Render the entries from the line with "480, 778, 498]" up to and including the line with "167, 535, 179]" as a Markdown table with two columns, Row and Text, giving each line its row number and leaving out any blank lines.

═══ DATA ROWS

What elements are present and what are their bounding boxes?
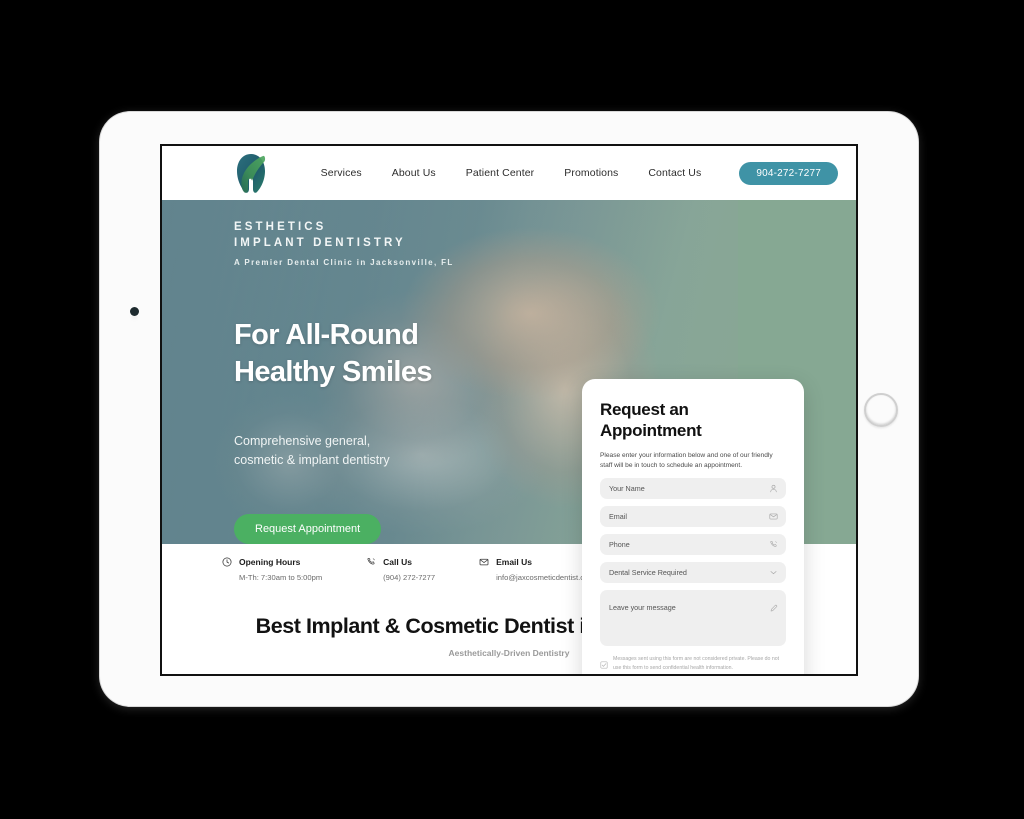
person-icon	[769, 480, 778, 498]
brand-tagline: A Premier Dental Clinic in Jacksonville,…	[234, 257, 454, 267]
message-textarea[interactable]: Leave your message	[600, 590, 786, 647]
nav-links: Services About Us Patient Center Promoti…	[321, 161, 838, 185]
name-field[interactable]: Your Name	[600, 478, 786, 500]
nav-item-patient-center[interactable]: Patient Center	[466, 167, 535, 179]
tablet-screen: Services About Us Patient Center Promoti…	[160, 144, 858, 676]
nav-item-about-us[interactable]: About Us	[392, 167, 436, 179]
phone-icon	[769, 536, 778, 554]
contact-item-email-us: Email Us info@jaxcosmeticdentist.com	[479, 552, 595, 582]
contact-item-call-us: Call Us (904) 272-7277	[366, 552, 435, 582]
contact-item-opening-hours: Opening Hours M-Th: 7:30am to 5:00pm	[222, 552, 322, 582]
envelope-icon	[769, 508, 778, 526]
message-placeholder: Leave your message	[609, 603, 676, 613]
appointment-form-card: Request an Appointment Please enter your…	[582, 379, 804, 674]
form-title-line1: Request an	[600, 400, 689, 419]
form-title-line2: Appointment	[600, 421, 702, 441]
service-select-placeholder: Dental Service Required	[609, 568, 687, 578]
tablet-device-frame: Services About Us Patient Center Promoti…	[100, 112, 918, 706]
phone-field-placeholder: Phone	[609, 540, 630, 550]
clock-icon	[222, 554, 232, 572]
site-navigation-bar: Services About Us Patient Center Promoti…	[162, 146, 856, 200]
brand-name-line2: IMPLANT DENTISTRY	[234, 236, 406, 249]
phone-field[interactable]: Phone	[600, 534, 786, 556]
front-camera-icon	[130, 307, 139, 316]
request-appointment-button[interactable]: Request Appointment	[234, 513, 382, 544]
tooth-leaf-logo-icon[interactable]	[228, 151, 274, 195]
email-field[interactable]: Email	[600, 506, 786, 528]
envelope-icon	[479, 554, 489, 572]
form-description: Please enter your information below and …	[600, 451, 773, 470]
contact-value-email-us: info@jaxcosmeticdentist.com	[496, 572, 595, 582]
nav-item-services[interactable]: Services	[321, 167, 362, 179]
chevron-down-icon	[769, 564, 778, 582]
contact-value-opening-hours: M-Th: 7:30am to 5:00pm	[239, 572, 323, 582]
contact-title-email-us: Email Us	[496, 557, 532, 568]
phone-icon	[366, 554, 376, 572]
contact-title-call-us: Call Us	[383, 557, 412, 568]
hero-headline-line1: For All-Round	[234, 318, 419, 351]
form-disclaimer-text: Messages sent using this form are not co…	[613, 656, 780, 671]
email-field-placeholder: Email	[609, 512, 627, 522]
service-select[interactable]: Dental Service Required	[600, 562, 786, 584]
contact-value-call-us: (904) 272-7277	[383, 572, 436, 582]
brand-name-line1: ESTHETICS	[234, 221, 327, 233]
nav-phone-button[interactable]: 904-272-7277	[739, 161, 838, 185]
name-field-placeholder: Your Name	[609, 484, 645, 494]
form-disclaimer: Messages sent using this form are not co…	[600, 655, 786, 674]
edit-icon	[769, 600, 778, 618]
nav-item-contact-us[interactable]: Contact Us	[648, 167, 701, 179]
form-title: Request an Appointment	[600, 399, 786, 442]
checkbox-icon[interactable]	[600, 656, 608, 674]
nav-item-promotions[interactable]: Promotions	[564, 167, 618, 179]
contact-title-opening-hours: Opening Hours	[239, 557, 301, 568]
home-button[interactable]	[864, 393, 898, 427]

══════
═══ DATA ROWS

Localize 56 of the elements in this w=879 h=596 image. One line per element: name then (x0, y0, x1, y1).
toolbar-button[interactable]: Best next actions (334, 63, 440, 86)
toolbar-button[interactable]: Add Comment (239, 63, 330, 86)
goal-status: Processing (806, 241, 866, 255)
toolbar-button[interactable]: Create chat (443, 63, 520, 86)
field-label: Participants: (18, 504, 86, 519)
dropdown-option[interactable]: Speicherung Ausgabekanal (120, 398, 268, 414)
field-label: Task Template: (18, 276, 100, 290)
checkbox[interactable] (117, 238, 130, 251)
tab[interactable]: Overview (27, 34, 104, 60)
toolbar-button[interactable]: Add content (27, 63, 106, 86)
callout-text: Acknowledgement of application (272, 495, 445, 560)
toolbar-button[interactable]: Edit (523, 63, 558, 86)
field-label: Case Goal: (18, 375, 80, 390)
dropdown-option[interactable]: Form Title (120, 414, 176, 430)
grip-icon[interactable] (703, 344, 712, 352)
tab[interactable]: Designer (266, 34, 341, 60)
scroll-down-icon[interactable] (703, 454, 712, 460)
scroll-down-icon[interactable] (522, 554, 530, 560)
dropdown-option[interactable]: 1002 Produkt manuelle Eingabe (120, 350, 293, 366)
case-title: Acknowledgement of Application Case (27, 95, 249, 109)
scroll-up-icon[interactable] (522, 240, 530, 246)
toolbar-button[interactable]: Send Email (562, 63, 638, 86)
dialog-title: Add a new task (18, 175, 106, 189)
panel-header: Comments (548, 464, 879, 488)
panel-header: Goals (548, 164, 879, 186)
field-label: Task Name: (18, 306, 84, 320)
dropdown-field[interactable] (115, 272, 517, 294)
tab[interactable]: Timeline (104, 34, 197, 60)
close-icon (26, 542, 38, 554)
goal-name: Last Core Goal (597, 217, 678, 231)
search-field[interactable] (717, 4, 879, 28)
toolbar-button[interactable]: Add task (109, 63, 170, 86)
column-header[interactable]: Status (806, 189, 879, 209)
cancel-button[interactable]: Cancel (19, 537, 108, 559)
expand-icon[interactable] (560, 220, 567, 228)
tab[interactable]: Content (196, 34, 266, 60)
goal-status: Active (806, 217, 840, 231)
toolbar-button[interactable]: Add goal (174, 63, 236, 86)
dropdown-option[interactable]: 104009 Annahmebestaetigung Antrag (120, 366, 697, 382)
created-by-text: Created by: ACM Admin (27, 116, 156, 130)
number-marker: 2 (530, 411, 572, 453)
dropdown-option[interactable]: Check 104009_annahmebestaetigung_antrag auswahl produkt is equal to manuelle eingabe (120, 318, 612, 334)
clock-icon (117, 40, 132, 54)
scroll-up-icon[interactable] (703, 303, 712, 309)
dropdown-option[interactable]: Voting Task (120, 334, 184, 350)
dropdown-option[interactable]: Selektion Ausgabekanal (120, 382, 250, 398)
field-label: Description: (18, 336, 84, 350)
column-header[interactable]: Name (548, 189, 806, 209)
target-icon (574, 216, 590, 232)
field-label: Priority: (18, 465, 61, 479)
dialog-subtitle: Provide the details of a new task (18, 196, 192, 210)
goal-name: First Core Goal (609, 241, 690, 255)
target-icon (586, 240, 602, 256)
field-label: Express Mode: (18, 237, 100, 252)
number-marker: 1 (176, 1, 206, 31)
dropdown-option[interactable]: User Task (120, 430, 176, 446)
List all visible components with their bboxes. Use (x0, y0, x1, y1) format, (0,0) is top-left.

══════

> [WRITTEN ANSWER]:
| Row | Text |
|---|---|
| 1 | person-icon	[769, 480, 778, 498] |
| 2 | brand-tagline: A Premier Dental Clinic in Jacksonville,…	[234, 257, 454, 267] |
| 3 | message-textarea[interactable]: Leave your message	[600, 590, 786, 647] |
| 4 | nav-links: Services About Us Patient Center Promoti…	[321, 161, 838, 185] |
| 5 | name-field[interactable]: Your Name	[600, 478, 786, 500] |
| 6 | nav-item-patient-center[interactable]: Patient Center	[466, 167, 535, 179] |